_Short problem_
Restate the data word for word and leave the images out.

_Records to process_
────
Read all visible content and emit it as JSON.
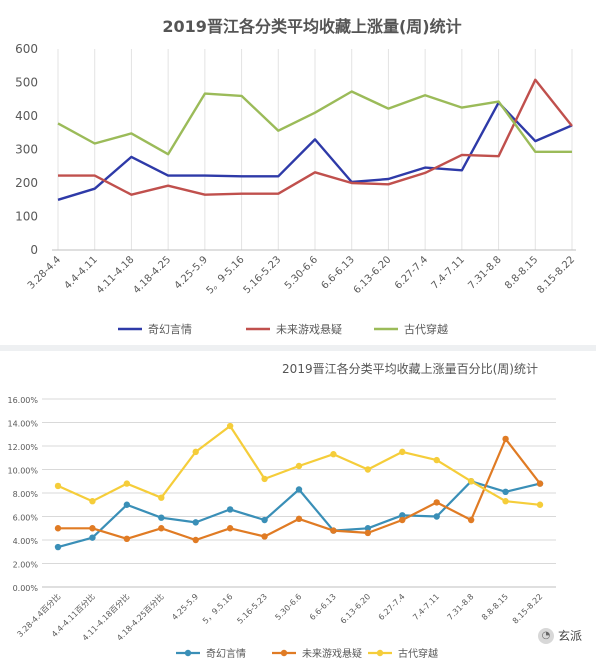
{
  "chart_data": [
    {
      "type": "line",
      "title": "2019晋江各分类平均收藏上涨量(周)统计",
      "categories": [
        "3.28-4.4",
        "4.4-4.11",
        "4.11-4.18",
        "4.18-4.25",
        "4.25-5.9",
        "5。9-5.16",
        "5.16-5.23",
        "5.30-6.6",
        "6.6-6.13",
        "6.13-6.20",
        "6.27-7.4",
        "7.4-7.11",
        "7.31-8.8",
        "8.8-8.15",
        "8.15-8.22"
      ],
      "ylim": [
        0,
        600
      ],
      "yticks": [
        "0",
        "100",
        "200",
        "300",
        "400",
        "500",
        "600"
      ],
      "grid": "vertical",
      "legend": "bottom",
      "series": [
        {
          "name": "奇幻言情",
          "color": "#2e3aa8",
          "values": [
            150,
            183,
            278,
            222,
            222,
            220,
            220,
            330,
            203,
            212,
            246,
            238,
            440,
            325,
            372
          ]
        },
        {
          "name": "未来游戏悬疑",
          "color": "#c0504d",
          "values": [
            222,
            222,
            165,
            192,
            165,
            168,
            168,
            232,
            200,
            196,
            230,
            284,
            280,
            508,
            370
          ]
        },
        {
          "name": "古代穿越",
          "color": "#9bbb59",
          "values": [
            378,
            318,
            348,
            286,
            467,
            460,
            356,
            410,
            473,
            422,
            462,
            425,
            443,
            293,
            293
          ]
        }
      ]
    },
    {
      "type": "line",
      "title": "2019晋江各分类平均收藏上涨量百分比(周)统计",
      "categories": [
        "3.28-4.4百分比",
        "4.4-4.11百分比",
        "4.11-4.18百分比",
        "4.18-4.25百分比",
        "4.25-5.9",
        "5，9.5.16",
        "5.16-5.23",
        "5.30-6.6",
        "6.6-6.13",
        "6.13-6.20",
        "6.27-7.4",
        "7.4-7.11",
        "7.31-8.8",
        "8.8-8.15",
        "8.15-8.22"
      ],
      "ylim": [
        0,
        16
      ],
      "yticks": [
        "0.00%",
        "2.00%",
        "4.00%",
        "6.00%",
        "8.00%",
        "10.00%",
        "12.00%",
        "14.00%",
        "16.00%"
      ],
      "grid": "horizontal",
      "legend": "bottom",
      "series": [
        {
          "name": "奇幻言情",
          "color": "#3a8fb7",
          "values": [
            3.4,
            4.2,
            7.0,
            5.9,
            5.5,
            6.6,
            5.7,
            8.3,
            4.8,
            5.0,
            6.1,
            6.0,
            9.0,
            8.1,
            8.8
          ]
        },
        {
          "name": "未来游戏悬疑",
          "color": "#e07b24",
          "values": [
            5.0,
            5.0,
            4.1,
            5.0,
            4.0,
            5.0,
            4.3,
            5.8,
            4.8,
            4.6,
            5.7,
            7.2,
            5.7,
            12.6,
            8.8
          ]
        },
        {
          "name": "古代穿越",
          "color": "#f5cd3a",
          "values": [
            8.6,
            7.3,
            8.8,
            7.6,
            11.5,
            13.7,
            9.2,
            10.3,
            11.3,
            10.0,
            11.5,
            10.8,
            9.0,
            7.3,
            7.0
          ]
        }
      ]
    }
  ],
  "watermark": {
    "icon": "wechat-icon",
    "glyph": "◔",
    "text": "玄派"
  }
}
────
_Result below_
Read all visible content and emit it as JSON.
{
  "chart_data": [
    {
      "type": "line",
      "title": "2019晋江各分类平均收藏上涨量(周)统计",
      "categories": [
        "3.28-4.4",
        "4.4-4.11",
        "4.11-4.18",
        "4.18-4.25",
        "4.25-5.9",
        "5。9-5.16",
        "5.16-5.23",
        "5.30-6.6",
        "6.6-6.13",
        "6.13-6.20",
        "6.27-7.4",
        "7.4-7.11",
        "7.31-8.8",
        "8.8-8.15",
        "8.15-8.22"
      ],
      "ylim": [
        0,
        600
      ],
      "yticks": [
        "0",
        "100",
        "200",
        "300",
        "400",
        "500",
        "600"
      ],
      "grid": "vertical",
      "legend": "bottom",
      "series": [
        {
          "name": "奇幻言情",
          "color": "#2e3aa8",
          "values": [
            150,
            183,
            278,
            222,
            222,
            220,
            220,
            330,
            203,
            212,
            246,
            238,
            440,
            325,
            372
          ]
        },
        {
          "name": "未来游戏悬疑",
          "color": "#c0504d",
          "values": [
            222,
            222,
            165,
            192,
            165,
            168,
            168,
            232,
            200,
            196,
            230,
            284,
            280,
            508,
            370
          ]
        },
        {
          "name": "古代穿越",
          "color": "#9bbb59",
          "values": [
            378,
            318,
            348,
            286,
            467,
            460,
            356,
            410,
            473,
            422,
            462,
            425,
            443,
            293,
            293
          ]
        }
      ]
    },
    {
      "type": "line",
      "title": "2019晋江各分类平均收藏上涨量百分比(周)统计",
      "categories": [
        "3.28-4.4百分比",
        "4.4-4.11百分比",
        "4.11-4.18百分比",
        "4.18-4.25百分比",
        "4.25-5.9",
        "5，9.5.16",
        "5.16-5.23",
        "5.30-6.6",
        "6.6-6.13",
        "6.13-6.20",
        "6.27-7.4",
        "7.4-7.11",
        "7.31-8.8",
        "8.8-8.15",
        "8.15-8.22"
      ],
      "ylim": [
        0,
        16
      ],
      "yticks": [
        "0.00%",
        "2.00%",
        "4.00%",
        "6.00%",
        "8.00%",
        "10.00%",
        "12.00%",
        "14.00%",
        "16.00%"
      ],
      "grid": "horizontal",
      "legend": "bottom",
      "series": [
        {
          "name": "奇幻言情",
          "color": "#3a8fb7",
          "values": [
            3.4,
            4.2,
            7.0,
            5.9,
            5.5,
            6.6,
            5.7,
            8.3,
            4.8,
            5.0,
            6.1,
            6.0,
            9.0,
            8.1,
            8.8
          ]
        },
        {
          "name": "未来游戏悬疑",
          "color": "#e07b24",
          "values": [
            5.0,
            5.0,
            4.1,
            5.0,
            4.0,
            5.0,
            4.3,
            5.8,
            4.8,
            4.6,
            5.7,
            7.2,
            5.7,
            12.6,
            8.8
          ]
        },
        {
          "name": "古代穿越",
          "color": "#f5cd3a",
          "values": [
            8.6,
            7.3,
            8.8,
            7.6,
            11.5,
            13.7,
            9.2,
            10.3,
            11.3,
            10.0,
            11.5,
            10.8,
            9.0,
            7.3,
            7.0
          ]
        }
      ]
    }
  ],
  "watermark": {
    "icon": "wechat-icon",
    "glyph": "◔",
    "text": "玄派"
  }
}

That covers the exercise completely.